--- begin SUPPLIED MATERIAL ---
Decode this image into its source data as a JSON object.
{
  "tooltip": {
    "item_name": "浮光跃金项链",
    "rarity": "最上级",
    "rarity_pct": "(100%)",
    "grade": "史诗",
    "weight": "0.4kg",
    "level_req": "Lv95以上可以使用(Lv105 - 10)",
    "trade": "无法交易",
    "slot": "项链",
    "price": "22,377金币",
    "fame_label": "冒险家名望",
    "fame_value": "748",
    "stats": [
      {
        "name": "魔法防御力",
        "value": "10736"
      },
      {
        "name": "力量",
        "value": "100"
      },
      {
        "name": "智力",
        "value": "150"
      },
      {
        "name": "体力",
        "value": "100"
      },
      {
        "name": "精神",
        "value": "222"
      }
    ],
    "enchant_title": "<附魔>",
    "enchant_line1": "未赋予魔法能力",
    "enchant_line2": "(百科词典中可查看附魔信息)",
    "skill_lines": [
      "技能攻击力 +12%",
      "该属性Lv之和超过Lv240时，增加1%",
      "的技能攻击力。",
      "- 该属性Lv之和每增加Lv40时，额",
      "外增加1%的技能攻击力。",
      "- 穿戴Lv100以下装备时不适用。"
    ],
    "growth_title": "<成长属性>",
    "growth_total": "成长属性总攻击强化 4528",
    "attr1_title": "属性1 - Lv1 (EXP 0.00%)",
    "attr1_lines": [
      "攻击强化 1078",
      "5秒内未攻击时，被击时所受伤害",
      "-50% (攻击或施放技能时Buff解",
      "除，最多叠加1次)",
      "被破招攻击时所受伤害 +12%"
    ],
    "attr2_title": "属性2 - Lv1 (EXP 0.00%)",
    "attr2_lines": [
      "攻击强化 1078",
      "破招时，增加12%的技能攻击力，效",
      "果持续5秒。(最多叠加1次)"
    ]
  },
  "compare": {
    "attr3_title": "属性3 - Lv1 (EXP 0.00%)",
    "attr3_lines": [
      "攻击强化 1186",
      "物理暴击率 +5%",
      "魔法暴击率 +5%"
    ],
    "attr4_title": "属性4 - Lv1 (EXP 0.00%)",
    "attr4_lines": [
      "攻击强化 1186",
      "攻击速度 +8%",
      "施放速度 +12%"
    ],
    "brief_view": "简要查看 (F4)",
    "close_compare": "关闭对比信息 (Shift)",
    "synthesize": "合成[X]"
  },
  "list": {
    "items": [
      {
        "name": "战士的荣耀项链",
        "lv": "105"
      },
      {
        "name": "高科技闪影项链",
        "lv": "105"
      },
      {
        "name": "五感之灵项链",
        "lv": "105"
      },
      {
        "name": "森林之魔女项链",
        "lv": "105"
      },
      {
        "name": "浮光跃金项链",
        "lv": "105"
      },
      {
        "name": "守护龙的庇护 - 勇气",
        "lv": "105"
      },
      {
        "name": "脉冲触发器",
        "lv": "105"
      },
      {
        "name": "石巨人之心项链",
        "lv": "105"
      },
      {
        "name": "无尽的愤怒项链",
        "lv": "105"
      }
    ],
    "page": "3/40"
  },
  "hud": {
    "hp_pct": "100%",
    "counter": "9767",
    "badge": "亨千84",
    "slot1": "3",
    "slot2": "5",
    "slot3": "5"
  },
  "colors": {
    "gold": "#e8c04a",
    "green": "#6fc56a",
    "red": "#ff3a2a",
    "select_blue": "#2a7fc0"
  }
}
--- end SUPPLIED MATERIAL ---
--- begin SUPPLIED MATERIAL ---
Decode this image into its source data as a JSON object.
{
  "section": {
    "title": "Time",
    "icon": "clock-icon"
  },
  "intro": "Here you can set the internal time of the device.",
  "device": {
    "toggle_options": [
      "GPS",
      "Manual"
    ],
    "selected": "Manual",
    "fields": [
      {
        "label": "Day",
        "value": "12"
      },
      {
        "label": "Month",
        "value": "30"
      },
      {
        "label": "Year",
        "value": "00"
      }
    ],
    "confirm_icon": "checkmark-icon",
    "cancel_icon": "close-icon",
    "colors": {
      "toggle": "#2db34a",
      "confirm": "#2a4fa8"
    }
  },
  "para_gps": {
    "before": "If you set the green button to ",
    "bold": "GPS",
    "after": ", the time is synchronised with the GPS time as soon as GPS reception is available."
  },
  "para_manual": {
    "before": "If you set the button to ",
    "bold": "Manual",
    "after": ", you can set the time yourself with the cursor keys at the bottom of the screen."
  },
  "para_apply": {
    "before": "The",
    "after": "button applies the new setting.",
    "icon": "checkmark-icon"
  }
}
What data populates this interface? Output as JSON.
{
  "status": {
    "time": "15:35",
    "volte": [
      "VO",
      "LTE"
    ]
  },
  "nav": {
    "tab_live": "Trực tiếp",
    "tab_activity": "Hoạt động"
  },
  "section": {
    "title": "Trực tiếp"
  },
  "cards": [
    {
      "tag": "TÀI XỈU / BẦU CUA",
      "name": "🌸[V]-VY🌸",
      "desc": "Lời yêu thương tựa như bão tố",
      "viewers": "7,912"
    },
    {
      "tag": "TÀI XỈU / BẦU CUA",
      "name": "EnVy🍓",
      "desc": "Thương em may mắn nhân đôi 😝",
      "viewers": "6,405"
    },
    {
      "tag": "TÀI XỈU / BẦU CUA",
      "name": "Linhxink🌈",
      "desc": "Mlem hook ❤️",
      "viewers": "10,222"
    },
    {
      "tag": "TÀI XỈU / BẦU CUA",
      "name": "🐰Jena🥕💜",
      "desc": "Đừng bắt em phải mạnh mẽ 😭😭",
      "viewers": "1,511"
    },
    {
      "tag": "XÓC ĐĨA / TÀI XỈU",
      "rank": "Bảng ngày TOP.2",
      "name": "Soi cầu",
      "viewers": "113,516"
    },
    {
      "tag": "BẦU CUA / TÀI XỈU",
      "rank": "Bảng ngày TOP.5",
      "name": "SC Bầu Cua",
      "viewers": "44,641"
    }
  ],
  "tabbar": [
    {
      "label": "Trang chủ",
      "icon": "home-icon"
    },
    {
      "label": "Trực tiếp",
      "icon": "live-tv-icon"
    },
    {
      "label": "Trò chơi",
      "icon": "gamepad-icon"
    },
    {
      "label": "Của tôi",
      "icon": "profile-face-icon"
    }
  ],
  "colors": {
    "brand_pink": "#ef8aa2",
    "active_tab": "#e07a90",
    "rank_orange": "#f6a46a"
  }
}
--- end SUPPLIED MATERIAL ---
--- begin SUPPLIED MATERIAL ---
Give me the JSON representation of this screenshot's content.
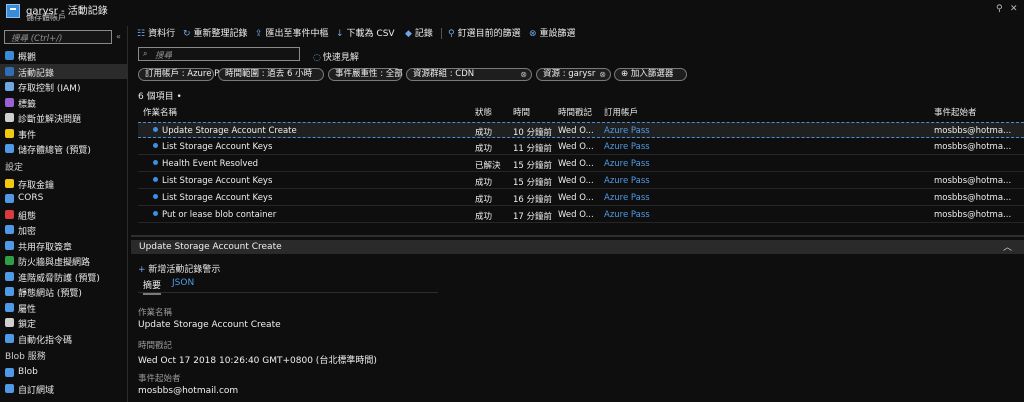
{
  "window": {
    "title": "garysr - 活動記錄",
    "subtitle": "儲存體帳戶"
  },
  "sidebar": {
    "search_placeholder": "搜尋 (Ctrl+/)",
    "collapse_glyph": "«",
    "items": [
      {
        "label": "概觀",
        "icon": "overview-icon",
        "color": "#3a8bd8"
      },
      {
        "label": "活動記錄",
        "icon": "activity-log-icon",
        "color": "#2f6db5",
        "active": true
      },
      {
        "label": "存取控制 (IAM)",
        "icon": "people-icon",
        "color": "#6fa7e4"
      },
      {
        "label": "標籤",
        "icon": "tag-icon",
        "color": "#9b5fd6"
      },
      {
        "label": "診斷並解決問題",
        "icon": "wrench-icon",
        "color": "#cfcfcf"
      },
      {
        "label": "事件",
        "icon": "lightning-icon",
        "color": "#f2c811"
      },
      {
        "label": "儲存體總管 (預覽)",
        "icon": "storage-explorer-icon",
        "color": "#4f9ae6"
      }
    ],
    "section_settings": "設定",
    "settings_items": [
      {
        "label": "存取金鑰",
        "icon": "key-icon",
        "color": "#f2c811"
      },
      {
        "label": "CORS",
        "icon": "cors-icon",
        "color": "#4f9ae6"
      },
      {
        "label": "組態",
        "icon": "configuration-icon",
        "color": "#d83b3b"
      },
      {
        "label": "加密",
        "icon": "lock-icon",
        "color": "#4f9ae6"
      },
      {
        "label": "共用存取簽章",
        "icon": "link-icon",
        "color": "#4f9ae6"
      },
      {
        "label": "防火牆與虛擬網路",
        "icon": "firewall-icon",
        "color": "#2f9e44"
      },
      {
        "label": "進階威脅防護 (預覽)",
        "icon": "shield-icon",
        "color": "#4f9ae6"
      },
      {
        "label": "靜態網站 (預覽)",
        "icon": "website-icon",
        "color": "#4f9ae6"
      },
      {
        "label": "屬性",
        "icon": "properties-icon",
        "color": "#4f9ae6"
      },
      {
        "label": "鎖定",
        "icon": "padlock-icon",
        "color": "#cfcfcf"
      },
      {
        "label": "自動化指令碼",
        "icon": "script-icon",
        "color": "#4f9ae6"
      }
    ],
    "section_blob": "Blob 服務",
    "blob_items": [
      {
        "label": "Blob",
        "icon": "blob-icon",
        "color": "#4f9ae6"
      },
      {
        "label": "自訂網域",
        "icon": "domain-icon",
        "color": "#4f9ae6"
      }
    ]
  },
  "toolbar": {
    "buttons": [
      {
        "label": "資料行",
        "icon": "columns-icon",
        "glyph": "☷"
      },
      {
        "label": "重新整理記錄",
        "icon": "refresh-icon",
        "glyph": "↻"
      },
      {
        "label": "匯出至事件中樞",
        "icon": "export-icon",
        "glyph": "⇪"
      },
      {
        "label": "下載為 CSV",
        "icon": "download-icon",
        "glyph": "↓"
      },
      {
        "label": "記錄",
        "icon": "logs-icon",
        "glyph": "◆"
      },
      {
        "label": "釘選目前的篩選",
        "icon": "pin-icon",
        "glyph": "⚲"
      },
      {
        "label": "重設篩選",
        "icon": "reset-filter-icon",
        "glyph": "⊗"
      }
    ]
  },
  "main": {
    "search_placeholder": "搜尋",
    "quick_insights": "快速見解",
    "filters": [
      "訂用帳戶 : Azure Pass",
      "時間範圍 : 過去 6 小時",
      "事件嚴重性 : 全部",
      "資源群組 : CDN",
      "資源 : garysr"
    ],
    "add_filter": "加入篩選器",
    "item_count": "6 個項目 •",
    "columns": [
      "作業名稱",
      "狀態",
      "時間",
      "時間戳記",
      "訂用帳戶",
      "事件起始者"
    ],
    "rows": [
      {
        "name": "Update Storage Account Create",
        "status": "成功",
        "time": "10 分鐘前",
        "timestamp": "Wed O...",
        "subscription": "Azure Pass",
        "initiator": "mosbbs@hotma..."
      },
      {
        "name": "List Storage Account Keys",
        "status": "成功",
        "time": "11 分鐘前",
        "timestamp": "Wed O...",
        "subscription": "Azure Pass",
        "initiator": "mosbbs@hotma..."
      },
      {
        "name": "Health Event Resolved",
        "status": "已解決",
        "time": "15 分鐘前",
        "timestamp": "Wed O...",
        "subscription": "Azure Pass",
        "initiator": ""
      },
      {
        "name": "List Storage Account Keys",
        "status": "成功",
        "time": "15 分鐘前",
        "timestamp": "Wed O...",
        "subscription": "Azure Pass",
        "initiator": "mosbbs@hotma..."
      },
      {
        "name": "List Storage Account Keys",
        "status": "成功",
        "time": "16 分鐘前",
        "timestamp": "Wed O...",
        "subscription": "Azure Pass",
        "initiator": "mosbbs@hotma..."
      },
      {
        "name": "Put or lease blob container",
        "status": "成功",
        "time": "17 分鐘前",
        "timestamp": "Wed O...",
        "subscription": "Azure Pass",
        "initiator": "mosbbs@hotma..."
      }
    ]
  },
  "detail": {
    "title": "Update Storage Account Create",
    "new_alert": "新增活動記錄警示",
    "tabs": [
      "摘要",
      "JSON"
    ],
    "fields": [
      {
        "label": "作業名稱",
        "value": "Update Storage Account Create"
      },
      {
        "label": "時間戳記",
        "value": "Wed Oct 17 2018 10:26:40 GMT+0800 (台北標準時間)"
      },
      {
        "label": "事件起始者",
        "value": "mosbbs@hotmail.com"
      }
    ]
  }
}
--- end SUPPLIED MATERIAL ---
* **WHAT YOU HAVE TO DO**
Look for the word "Update" and return every line where it occurs.

* **TASK ANSWER**
        "name": "Update Storage Account Create",
    "title": "Update Storage Account Create",
        "value": "Update Storage Account Create"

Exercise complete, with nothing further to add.